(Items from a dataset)
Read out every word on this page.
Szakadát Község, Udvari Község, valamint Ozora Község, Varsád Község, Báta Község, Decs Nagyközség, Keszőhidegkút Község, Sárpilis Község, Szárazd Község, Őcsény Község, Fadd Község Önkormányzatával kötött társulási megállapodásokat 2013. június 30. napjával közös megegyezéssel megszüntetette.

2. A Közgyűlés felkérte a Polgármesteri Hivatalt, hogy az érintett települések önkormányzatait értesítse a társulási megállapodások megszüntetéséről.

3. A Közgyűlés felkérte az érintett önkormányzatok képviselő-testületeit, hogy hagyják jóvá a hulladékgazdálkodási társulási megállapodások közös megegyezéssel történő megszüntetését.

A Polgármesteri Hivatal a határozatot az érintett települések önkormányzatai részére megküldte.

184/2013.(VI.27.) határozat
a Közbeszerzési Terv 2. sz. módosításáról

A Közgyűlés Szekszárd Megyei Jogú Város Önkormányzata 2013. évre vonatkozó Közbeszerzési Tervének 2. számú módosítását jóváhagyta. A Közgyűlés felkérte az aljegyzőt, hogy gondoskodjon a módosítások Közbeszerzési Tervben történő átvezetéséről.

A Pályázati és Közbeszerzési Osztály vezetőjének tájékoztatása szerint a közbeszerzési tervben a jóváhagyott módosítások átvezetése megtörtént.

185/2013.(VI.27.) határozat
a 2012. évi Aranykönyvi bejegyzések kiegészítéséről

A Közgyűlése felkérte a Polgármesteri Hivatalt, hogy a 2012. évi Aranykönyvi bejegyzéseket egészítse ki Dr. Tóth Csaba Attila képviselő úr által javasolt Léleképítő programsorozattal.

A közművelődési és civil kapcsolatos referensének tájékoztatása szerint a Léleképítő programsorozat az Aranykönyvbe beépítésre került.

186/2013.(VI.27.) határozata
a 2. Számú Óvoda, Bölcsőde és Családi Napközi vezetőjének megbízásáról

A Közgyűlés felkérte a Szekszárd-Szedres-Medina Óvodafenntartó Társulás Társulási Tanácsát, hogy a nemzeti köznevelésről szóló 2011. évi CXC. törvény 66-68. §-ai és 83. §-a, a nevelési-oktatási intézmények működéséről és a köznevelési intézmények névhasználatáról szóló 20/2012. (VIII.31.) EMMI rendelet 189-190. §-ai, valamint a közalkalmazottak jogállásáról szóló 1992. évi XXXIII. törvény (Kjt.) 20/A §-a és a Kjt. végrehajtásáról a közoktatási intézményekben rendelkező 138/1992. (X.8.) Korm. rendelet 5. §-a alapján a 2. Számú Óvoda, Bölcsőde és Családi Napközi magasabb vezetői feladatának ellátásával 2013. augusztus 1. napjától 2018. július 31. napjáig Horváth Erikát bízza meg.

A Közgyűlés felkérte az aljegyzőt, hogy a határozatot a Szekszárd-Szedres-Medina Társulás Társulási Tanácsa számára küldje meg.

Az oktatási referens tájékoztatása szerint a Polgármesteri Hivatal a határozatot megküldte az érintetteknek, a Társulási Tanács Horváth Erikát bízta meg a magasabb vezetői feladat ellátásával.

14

• Goal
Copy out each line in the listing that has the word "Családi".

• Response below
a 2. Számú Óvoda, Bölcsőde és Családi Napközi vezetőjének megbízásáról
A Közgyűlés felkérte a Szekszárd-Szedres-Medina Óvodafenntartó Társulás Társulási Tanácsát, hogy a nemzeti köznevelésről szóló 2011. évi CXC. törvény 66-68. §-ai és 83. §-a, a nevelési-oktatási intézmények működéséről és a köznevelési intézmények névhasználatáról szóló 20/2012. (VIII.31.) EMMI rendelet 189-190. §-ai, valamint a közalkalmazottak jogállásáról szóló 1992. évi XXXIII. törvény (Kjt.) 20/A §-a és a Kjt. végrehajtásáról a közoktatási intézményekben rendelkező 138/1992. (X.8.) Korm. rendelet 5. §-a alapján a 2. Számú Óvoda, Bölcsőde és Családi Napközi magasabb vezetői feladatának ellátásával 2013. augusztus 1. napjától 2018. július 31. napjáig Horváth Erikát bízza meg.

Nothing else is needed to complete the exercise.